• SET PROBLEM: Copy each line containing the word "precipitation" from the records that follow, please.

Entries with figure data
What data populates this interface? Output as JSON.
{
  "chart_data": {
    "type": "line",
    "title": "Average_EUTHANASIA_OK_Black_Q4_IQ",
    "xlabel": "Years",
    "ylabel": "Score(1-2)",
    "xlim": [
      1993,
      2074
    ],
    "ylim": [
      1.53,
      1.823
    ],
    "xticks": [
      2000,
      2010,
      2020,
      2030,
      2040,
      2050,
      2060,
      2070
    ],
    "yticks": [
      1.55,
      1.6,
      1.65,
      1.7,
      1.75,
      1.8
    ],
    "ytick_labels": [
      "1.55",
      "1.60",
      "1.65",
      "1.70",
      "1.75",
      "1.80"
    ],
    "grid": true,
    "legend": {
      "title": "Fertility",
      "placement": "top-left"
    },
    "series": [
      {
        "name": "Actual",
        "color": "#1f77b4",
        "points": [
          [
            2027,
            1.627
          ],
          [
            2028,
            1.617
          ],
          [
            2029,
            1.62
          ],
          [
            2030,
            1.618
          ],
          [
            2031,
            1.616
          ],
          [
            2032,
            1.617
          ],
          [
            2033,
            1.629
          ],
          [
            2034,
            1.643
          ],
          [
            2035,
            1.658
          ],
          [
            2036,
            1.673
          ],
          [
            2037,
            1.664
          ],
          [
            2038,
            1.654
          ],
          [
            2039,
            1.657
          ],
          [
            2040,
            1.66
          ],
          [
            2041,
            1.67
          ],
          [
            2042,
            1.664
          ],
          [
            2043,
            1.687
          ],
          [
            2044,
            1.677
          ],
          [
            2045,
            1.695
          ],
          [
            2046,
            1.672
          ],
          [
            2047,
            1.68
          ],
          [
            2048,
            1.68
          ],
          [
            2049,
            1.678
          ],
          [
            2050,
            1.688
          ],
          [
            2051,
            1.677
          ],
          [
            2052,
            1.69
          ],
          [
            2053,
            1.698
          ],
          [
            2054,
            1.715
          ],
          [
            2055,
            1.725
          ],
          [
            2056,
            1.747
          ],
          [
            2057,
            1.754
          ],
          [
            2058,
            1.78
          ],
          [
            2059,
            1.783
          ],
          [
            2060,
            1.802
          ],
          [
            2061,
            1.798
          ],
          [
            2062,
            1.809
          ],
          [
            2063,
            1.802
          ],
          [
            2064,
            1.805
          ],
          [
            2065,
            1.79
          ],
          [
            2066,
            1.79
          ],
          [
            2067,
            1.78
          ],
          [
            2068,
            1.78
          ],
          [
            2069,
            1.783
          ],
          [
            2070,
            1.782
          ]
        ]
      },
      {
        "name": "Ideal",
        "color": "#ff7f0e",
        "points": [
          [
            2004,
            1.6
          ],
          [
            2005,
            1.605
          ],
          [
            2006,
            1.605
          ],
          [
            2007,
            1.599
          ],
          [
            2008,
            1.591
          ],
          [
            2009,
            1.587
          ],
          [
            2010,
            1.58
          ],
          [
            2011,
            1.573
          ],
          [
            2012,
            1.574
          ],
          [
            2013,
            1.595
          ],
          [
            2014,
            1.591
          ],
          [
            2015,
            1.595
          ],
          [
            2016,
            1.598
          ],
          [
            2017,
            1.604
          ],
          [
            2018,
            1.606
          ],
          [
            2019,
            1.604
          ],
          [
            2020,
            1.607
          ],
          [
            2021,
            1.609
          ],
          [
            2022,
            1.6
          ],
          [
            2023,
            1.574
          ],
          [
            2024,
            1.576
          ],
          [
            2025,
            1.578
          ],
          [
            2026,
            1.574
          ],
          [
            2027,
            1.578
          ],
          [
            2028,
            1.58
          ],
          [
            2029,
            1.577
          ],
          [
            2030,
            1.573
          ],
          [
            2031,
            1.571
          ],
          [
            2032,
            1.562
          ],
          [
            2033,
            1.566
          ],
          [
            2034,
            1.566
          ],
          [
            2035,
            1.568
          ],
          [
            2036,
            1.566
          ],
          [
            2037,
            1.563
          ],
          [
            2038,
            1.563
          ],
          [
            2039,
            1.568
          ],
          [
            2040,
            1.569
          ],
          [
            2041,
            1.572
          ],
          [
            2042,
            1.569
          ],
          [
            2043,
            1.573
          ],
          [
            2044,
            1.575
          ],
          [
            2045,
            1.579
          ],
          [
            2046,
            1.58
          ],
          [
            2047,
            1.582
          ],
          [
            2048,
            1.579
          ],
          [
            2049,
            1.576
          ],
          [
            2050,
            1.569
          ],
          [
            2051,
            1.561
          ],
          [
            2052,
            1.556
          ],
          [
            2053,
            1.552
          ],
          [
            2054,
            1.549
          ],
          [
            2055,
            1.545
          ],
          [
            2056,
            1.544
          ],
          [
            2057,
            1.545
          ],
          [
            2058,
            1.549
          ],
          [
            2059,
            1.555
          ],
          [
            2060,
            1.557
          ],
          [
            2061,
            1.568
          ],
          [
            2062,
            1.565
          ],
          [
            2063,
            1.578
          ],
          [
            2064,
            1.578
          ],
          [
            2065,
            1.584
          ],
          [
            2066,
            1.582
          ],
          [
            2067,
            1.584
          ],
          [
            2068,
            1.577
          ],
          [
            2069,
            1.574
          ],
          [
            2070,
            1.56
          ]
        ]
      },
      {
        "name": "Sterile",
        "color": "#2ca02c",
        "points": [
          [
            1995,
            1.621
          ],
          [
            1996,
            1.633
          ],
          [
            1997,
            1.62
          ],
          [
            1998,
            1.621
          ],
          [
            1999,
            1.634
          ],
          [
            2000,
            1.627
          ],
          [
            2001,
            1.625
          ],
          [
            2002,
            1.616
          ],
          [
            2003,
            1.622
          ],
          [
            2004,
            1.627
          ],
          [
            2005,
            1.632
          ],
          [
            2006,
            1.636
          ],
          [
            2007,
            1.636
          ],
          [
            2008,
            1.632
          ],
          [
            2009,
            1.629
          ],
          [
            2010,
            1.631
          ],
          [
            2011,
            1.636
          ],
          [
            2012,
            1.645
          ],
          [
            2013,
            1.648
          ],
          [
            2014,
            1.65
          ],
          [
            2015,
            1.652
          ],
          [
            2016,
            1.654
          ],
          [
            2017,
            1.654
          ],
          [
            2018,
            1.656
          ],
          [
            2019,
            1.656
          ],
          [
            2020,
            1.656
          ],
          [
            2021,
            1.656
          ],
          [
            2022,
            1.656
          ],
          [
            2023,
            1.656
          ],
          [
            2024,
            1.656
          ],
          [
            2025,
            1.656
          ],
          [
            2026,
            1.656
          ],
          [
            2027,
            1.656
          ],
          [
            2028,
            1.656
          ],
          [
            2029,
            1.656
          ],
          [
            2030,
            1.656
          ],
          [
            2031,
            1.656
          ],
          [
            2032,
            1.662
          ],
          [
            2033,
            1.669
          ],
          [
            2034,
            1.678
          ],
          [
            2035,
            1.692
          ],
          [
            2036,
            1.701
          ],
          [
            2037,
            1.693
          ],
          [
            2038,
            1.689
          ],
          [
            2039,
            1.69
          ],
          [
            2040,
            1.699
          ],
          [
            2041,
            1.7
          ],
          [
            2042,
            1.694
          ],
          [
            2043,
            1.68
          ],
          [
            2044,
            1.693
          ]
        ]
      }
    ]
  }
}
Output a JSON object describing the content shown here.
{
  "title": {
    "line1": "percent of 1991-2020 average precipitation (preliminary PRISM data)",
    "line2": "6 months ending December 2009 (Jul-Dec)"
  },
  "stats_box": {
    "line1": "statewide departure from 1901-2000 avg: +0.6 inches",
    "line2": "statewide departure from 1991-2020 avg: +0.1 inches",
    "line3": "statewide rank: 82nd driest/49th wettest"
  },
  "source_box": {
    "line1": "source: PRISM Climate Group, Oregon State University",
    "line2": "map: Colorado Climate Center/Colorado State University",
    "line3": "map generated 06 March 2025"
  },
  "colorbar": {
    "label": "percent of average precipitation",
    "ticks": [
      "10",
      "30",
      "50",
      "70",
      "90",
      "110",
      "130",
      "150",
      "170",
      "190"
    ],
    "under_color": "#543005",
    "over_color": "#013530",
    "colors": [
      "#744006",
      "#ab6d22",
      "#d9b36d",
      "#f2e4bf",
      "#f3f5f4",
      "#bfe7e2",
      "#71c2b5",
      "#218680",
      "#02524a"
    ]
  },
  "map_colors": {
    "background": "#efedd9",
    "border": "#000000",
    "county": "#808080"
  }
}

• EXERCISE RESPONSE:
    "line1": "percent of 1991-2020 average precipitation (preliminary PRISM data)",
    "label": "percent of average precipitation",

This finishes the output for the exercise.